## TASK INSTRUCTIONS
Copy out every line of the data exactly.

## MATERIAL
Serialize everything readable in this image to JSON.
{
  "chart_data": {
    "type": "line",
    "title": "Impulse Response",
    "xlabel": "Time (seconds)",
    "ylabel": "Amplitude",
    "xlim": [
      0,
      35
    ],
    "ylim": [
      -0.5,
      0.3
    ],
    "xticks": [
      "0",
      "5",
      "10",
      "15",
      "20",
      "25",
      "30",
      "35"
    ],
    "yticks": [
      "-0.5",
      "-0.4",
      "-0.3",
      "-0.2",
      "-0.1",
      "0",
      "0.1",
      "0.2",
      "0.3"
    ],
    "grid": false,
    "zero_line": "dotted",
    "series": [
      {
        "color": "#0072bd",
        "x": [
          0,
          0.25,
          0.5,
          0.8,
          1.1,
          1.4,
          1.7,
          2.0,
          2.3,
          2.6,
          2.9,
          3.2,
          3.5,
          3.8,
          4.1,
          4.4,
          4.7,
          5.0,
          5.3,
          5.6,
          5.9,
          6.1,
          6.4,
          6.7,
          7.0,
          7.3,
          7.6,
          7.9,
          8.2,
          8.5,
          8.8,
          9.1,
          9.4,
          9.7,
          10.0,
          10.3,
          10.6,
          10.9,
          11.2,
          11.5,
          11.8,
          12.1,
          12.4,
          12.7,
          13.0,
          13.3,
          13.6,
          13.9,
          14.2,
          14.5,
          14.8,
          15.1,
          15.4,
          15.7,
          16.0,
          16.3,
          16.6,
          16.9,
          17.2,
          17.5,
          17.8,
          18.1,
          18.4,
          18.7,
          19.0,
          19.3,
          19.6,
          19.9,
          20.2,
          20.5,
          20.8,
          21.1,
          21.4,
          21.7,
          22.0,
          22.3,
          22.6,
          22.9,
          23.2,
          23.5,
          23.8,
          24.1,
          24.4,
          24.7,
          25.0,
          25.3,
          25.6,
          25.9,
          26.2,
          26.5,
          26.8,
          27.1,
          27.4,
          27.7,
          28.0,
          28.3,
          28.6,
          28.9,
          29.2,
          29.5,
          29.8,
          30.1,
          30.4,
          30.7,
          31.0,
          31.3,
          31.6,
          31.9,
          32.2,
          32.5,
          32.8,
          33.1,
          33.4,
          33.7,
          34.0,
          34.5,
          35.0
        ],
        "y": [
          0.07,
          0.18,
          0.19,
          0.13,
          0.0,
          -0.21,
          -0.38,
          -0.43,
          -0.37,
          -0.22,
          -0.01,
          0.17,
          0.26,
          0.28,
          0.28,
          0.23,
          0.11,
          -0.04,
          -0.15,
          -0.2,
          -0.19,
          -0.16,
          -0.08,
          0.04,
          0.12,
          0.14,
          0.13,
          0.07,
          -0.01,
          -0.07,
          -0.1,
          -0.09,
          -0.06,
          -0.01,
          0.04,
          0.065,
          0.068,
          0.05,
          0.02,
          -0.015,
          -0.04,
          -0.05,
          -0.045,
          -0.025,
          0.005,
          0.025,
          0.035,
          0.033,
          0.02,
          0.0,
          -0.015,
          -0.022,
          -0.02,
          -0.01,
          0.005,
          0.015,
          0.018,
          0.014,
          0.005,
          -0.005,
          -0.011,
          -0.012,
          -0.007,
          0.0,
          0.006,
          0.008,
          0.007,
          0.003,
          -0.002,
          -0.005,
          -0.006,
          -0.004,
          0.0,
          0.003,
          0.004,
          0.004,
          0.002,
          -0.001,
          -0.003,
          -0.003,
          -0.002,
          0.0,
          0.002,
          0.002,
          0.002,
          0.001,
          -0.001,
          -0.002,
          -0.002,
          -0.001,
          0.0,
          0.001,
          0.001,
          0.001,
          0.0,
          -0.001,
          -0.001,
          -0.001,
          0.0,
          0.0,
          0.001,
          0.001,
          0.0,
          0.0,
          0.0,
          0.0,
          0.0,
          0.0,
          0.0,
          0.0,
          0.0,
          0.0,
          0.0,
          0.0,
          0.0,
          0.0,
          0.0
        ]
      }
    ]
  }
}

## IN RESPONSE
Serialize everything readable in this image to JSON.
{
  "chart_data": {
    "type": "line",
    "title": "Impulse Response",
    "xlabel": "Time (seconds)",
    "ylabel": "Amplitude",
    "xlim": [
      0,
      35
    ],
    "ylim": [
      -0.5,
      0.3
    ],
    "xticks": [
      "0",
      "5",
      "10",
      "15",
      "20",
      "25",
      "30",
      "35"
    ],
    "yticks": [
      "-0.5",
      "-0.4",
      "-0.3",
      "-0.2",
      "-0.1",
      "0",
      "0.1",
      "0.2",
      "0.3"
    ],
    "grid": false,
    "zero_line": "dotted",
    "series": [
      {
        "color": "#0072bd",
        "x": [
          0,
          0.25,
          0.5,
          0.8,
          1.1,
          1.4,
          1.7,
          2.0,
          2.3,
          2.6,
          2.9,
          3.2,
          3.5,
          3.8,
          4.1,
          4.4,
          4.7,
          5.0,
          5.3,
          5.6,
          5.9,
          6.1,
          6.4,
          6.7,
          7.0,
          7.3,
          7.6,
          7.9,
          8.2,
          8.5,
          8.8,
          9.1,
          9.4,
          9.7,
          10.0,
          10.3,
          10.6,
          10.9,
          11.2,
          11.5,
          11.8,
          12.1,
          12.4,
          12.7,
          13.0,
          13.3,
          13.6,
          13.9,
          14.2,
          14.5,
          14.8,
          15.1,
          15.4,
          15.7,
          16.0,
          16.3,
          16.6,
          16.9,
          17.2,
          17.5,
          17.8,
          18.1,
          18.4,
          18.7,
          19.0,
          19.3,
          19.6,
          19.9,
          20.2,
          20.5,
          20.8,
          21.1,
          21.4,
          21.7,
          22.0,
          22.3,
          22.6,
          22.9,
          23.2,
          23.5,
          23.8,
          24.1,
          24.4,
          24.7,
          25.0,
          25.3,
          25.6,
          25.9,
          26.2,
          26.5,
          26.8,
          27.1,
          27.4,
          27.7,
          28.0,
          28.3,
          28.6,
          28.9,
          29.2,
          29.5,
          29.8,
          30.1,
          30.4,
          30.7,
          31.0,
          31.3,
          31.6,
          31.9,
          32.2,
          32.5,
          32.8,
          33.1,
          33.4,
          33.7,
          34.0,
          34.5,
          35.0
        ],
        "y": [
          0.07,
          0.18,
          0.19,
          0.13,
          0.0,
          -0.21,
          -0.38,
          -0.43,
          -0.37,
          -0.22,
          -0.01,
          0.17,
          0.26,
          0.28,
          0.28,
          0.23,
          0.11,
          -0.04,
          -0.15,
          -0.2,
          -0.19,
          -0.16,
          -0.08,
          0.04,
          0.12,
          0.14,
          0.13,
          0.07,
          -0.01,
          -0.07,
          -0.1,
          -0.09,
          -0.06,
          -0.01,
          0.04,
          0.065,
          0.068,
          0.05,
          0.02,
          -0.015,
          -0.04,
          -0.05,
          -0.045,
          -0.025,
          0.005,
          0.025,
          0.035,
          0.033,
          0.02,
          0.0,
          -0.015,
          -0.022,
          -0.02,
          -0.01,
          0.005,
          0.015,
          0.018,
          0.014,
          0.005,
          -0.005,
          -0.011,
          -0.012,
          -0.007,
          0.0,
          0.006,
          0.008,
          0.007,
          0.003,
          -0.002,
          -0.005,
          -0.006,
          -0.004,
          0.0,
          0.003,
          0.004,
          0.004,
          0.002,
          -0.001,
          -0.003,
          -0.003,
          -0.002,
          0.0,
          0.002,
          0.002,
          0.002,
          0.001,
          -0.001,
          -0.002,
          -0.002,
          -0.001,
          0.0,
          0.001,
          0.001,
          0.001,
          0.0,
          -0.001,
          -0.001,
          -0.001,
          0.0,
          0.0,
          0.001,
          0.001,
          0.0,
          0.0,
          0.0,
          0.0,
          0.0,
          0.0,
          0.0,
          0.0,
          0.0,
          0.0,
          0.0,
          0.0,
          0.0,
          0.0,
          0.0
        ]
      }
    ]
  }
}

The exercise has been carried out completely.